= Supplied passage =
%%

We were not expecting this answer. What happened to the Anthony we knew? Before the wedding he talked about his passion for his girlfriend. He talked about wanting to spend eternity with her. He talked about sex – a lot. Now, when he talked about love, his words were measured. He talked about bathroom habits and chores. We were very concerned.
It took me maybe a decade to understand the deep wisdom of what he was saying. To understand that love, if it is to have any enduring power, is buttressed by a thousand unsexy decisions, by actions, by rules even, that say again and again and again: I choose you. I choose you, Sweatheart. Love is like this at the bone, all sore and dumb and blessed.
When I look at Anthony today, his decade of partnership with Katie, his children – the love is so obvious. It has achieved this gravitas, this air of inevitability. It is way, way bigger than beard trimmings. But also, in critical way, it isn’t. It’s a thousand mornings of painstakingly wiping the sink, because that mess drives someone crazy.
That’s the kind of love I hear in these lines of Leviticus. The details. The nitty-gritty.
***
Now – if any of you have actually taken out your Bibles and read the text, you’ll see that it comes immediately after and immediately before all manner of rules that don’t seem like vessels of grace and love. The word ‘abomination’ doesn’t sit well with us. Instructions to stone people who violate the rules don’t sit well with us either.
And indeed, to read the entirety of the Old Testament is to see the messy, sometimes violent struggle of the people of God to hit that sweet spot between structure and freedom, between justice and grace. There are many, many examples of that effort not ending well.
Which is why it feels so important to me to end with Jesus. Our text from Matthew is taken from the Sermon on the Mount. You’ll see that no one has a greater knowledge of and respect for the law than Jesus. He quotes it constantly. He lives and breathes the rules. I think Jesus understands what my friend Anthony did – the rules are like gravity they ground us, they connect us to each other and to God. They define the sacred space. Jesus doesn’t eliminate them. But look what he is doing. Constantly re-interpreting them. Constantly subverting them. Constantly making space for grace.

%%

= Dataset section =

%%

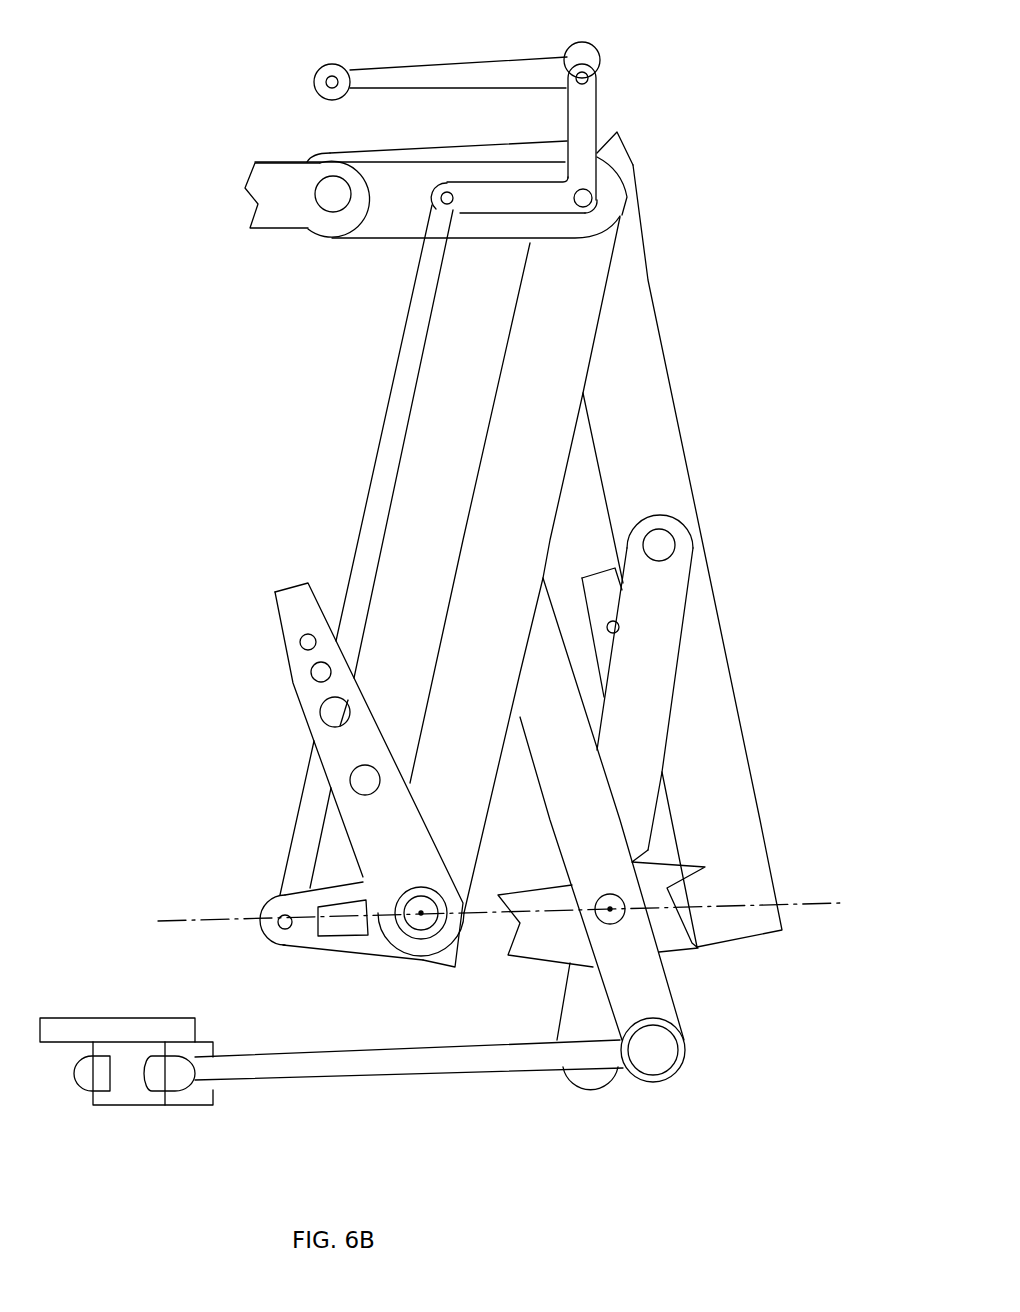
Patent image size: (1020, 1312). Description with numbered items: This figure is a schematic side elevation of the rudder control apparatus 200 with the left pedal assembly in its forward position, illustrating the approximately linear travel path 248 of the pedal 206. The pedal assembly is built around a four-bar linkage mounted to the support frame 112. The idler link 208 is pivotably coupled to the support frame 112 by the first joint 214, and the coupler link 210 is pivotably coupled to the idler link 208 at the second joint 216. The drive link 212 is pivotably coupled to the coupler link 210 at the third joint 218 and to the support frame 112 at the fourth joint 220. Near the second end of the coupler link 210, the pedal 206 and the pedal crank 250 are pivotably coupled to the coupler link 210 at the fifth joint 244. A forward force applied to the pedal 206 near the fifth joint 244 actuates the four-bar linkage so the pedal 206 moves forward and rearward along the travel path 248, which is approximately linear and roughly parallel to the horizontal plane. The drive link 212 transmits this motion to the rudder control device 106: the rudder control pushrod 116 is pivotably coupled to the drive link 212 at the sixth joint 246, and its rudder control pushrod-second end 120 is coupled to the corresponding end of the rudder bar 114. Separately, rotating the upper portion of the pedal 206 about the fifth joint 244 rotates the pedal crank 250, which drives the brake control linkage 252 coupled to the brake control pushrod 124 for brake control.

%%

= Work instructions =
A: In the sermon passage, write out the section from "We were not" up to and including "dumb and blessed." again, swapping "girlfriend" for "fiancée".
B: Pick up the sermon passage after its last sentence and write the part that comes next.

= Responses in order =
A:
We were not expecting this answer. What happened to the Anthony we knew? Before the wedding he talked about his passion for his fiancée. He talked about wanting to spend eternity with her. He talked about sex – a lot. Now, when he talked about love, his words were measured. He talked about bathroom habits and chores. We were very concerned.
It took me maybe a decade to understand the deep wisdom of what he was saying. To understand that love, if it is to have any enduring power, is buttressed by a thousand unsexy decisions, by actions, by rules even, that say again and again and again: I choose you. I choose you, Sweatheart. Love is like this at the bone, all sore and dumb and blessed.

B:
“You have heard it said, “Love your neighbors and hate your enemies. But I say to you, “Love your enemies and pray for those who persecute you.”
I think of Jesus halting the execution of the woman caught in adultery, asking anyone without sin to throw the first stone.
When asked, “Teacher, what is the greatest commandment?” he replied that the greatest commandment is to ‘Love the Lord with all your heart and mind and soul.’ And the second – quoting Leviticus – is to love your neighbor as yourself.’ All of the law and words of the prophets, he said, hang upon these two commandments.
In other words, “Love God and love people.” And love them not just with your words, but with all the dumb, boring tasks that make up a community. The gravity that holds us together and gives love it’s meaning. And when the dumb, boring, actions and rules threaten to overwhelm you and kill the very love you seek, loosen your grip. Trust in the love and grace of God to hold you, to restore life where legalism took hold.
It’s a dance. It’s a delicate, foolish balance. But it also strikes me, a recent pilgrim, as what love is really like at the bone. Full of hope and hard work. Dumb and sore and always blessed.
It’s as ridiculous and moving as a man who once hung in the air, risking his life, simply so that we might receive the message more clearly than before. The message of how deeply we are loved, Sweathearts, and how far he would go to let us know.